[Collection entries]
=======
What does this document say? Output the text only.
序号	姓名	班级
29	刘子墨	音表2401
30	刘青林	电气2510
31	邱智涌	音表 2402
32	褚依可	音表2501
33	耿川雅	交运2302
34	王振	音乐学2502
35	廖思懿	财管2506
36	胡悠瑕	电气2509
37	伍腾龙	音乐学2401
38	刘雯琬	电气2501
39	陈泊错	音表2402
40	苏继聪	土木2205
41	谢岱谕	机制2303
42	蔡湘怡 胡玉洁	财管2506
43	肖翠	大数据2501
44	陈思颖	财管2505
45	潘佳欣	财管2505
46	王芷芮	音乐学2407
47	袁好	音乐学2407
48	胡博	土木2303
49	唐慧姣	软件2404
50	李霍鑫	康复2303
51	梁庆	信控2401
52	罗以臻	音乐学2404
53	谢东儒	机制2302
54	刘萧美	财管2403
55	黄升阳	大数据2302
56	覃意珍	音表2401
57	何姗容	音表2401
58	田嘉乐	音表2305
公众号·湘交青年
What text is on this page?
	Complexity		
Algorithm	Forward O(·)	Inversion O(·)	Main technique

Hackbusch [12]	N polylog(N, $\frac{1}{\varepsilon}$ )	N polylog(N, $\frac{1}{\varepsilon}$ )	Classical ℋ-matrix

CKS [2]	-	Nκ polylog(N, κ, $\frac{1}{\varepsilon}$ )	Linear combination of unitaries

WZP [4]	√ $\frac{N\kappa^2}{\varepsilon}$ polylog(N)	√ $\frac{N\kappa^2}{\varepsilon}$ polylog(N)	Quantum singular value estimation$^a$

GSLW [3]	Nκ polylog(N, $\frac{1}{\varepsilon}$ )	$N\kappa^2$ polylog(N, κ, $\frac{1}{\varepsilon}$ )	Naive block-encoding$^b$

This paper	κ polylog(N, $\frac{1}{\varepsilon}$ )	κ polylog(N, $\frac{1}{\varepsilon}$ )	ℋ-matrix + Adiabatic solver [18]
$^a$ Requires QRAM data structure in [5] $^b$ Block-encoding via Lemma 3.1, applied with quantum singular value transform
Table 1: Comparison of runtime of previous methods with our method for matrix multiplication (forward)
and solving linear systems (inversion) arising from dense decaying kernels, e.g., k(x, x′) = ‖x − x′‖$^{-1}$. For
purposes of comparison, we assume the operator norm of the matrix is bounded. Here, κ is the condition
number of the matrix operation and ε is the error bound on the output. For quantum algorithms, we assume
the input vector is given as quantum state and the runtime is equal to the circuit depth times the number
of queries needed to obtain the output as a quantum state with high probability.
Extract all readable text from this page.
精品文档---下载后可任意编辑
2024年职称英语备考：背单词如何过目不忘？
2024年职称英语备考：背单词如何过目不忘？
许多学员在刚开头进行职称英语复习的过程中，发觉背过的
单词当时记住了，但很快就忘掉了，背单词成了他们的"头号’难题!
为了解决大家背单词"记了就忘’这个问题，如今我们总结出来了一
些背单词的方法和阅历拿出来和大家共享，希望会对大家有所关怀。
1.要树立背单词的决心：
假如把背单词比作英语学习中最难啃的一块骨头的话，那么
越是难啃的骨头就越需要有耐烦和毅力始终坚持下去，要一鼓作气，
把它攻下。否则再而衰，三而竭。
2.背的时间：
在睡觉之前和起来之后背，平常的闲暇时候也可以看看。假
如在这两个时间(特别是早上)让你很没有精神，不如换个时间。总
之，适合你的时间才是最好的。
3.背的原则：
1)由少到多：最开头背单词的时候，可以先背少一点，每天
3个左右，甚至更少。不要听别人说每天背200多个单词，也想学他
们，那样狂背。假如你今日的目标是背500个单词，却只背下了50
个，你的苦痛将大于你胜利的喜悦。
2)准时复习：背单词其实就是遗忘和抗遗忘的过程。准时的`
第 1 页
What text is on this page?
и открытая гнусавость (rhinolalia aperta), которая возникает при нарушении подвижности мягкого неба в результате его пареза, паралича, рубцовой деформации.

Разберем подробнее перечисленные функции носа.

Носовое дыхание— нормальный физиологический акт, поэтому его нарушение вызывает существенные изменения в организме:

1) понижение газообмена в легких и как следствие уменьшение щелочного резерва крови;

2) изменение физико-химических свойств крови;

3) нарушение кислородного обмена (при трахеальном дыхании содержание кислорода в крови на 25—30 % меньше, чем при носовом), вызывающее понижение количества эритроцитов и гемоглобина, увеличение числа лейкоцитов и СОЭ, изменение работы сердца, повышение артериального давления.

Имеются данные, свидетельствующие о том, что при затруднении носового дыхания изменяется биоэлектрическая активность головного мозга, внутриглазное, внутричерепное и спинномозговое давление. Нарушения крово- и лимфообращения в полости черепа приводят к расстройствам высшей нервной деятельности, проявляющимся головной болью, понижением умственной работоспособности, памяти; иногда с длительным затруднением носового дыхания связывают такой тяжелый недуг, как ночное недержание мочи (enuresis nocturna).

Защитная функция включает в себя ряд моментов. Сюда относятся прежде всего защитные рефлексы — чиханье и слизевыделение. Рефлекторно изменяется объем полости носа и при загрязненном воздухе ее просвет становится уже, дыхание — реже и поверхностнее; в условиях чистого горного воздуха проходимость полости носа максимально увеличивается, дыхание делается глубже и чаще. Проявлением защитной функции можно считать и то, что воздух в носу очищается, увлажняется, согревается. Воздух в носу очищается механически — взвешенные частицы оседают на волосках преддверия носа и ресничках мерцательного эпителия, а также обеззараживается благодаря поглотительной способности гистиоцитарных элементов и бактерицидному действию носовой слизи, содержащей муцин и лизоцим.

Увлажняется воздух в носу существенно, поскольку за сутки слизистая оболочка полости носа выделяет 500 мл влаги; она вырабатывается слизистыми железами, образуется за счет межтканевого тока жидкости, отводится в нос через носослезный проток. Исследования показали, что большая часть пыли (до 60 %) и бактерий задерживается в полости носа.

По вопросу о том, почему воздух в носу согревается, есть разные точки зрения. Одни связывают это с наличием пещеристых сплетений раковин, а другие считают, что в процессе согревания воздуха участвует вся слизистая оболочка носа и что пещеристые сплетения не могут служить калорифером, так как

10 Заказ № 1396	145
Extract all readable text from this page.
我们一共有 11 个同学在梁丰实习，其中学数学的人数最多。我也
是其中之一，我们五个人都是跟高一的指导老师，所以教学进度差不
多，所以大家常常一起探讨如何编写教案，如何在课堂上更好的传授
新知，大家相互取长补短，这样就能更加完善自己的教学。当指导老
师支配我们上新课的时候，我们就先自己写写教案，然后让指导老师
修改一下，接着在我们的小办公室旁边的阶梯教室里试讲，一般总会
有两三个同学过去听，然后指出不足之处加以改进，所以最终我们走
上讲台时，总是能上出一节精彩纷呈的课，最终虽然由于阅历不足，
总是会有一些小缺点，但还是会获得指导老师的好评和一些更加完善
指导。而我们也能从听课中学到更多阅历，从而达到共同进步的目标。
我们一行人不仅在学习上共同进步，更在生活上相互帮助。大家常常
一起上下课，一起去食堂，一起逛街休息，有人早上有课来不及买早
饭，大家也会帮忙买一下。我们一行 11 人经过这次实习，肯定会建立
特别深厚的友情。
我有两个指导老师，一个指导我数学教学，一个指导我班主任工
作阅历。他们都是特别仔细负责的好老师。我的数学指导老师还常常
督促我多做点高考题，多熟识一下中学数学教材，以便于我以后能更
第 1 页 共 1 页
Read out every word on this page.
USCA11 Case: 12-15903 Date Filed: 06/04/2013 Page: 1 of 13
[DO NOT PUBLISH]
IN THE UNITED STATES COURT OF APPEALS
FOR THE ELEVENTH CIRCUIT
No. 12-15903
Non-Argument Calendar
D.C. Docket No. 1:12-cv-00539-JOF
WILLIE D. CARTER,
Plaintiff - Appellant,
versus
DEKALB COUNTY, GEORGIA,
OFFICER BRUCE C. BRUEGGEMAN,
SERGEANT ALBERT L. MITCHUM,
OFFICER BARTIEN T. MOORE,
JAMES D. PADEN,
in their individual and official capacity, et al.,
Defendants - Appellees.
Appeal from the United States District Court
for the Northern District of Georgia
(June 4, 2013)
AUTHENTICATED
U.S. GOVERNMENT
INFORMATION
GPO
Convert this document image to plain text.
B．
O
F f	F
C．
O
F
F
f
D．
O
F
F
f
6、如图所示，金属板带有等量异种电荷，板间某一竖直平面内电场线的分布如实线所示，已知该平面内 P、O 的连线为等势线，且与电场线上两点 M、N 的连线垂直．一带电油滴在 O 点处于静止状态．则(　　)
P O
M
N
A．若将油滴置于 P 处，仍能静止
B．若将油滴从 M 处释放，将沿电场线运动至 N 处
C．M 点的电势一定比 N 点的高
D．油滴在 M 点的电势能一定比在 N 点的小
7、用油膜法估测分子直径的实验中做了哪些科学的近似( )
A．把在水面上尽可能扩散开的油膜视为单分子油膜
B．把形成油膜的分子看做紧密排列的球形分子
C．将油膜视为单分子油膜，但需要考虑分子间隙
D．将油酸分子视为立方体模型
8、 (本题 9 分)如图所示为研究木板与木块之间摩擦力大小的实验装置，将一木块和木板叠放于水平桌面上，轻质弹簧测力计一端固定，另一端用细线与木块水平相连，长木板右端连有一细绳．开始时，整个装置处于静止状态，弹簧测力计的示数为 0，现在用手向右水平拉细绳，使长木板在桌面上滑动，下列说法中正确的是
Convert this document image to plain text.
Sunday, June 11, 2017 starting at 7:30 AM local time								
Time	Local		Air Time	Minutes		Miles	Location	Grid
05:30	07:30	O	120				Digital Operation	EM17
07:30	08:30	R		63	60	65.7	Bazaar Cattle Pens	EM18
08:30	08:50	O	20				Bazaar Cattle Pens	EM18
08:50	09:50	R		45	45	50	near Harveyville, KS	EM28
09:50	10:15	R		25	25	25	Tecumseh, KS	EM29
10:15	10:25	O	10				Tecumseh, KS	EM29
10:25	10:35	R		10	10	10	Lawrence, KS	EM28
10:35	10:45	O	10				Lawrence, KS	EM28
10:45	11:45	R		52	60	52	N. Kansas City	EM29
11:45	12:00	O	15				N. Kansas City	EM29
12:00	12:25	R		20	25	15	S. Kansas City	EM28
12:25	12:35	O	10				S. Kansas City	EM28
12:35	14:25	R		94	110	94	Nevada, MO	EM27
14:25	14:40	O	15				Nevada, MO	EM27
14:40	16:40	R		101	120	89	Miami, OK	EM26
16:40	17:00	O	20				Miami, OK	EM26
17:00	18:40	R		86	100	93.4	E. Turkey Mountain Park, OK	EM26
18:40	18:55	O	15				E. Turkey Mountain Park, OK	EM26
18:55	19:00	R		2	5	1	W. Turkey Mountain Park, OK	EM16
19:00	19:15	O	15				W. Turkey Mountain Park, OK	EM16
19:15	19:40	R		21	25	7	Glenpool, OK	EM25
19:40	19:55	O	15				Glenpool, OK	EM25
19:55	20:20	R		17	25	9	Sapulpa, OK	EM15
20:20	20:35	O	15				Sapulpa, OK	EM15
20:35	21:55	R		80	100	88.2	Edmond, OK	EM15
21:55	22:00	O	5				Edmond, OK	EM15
=======
*BRIEF*
Using the listing above, return all lines where the word "функции" occurs.

*ANSWER TO THE EXERCISE*
Разберем подробнее перечисленные функции носа.
Защитная функция включает в себя ряд моментов. Сюда относятся прежде всего защитные рефлексы — чиханье и слизевыделение. Рефлекторно изменяется объем полости носа и при загрязненном воздухе ее просвет становится уже, дыхание — реже и поверхностнее; в условиях чистого горного воздуха проходимость полости носа максимально увеличивается, дыхание делается глубже и чаще. Проявлением защитной функции можно считать и то, что воздух в носу очищается, увлажняется, согревается. Воздух в носу очищается механически — взвешенные частицы оседают на волосках преддверия носа и ресничках мерцательного эпителия, а также обеззараживается благодаря поглотительной способности гистиоцитарных элементов и бактерицидному действию носовой слизи, содержащей муцин и лизоцим.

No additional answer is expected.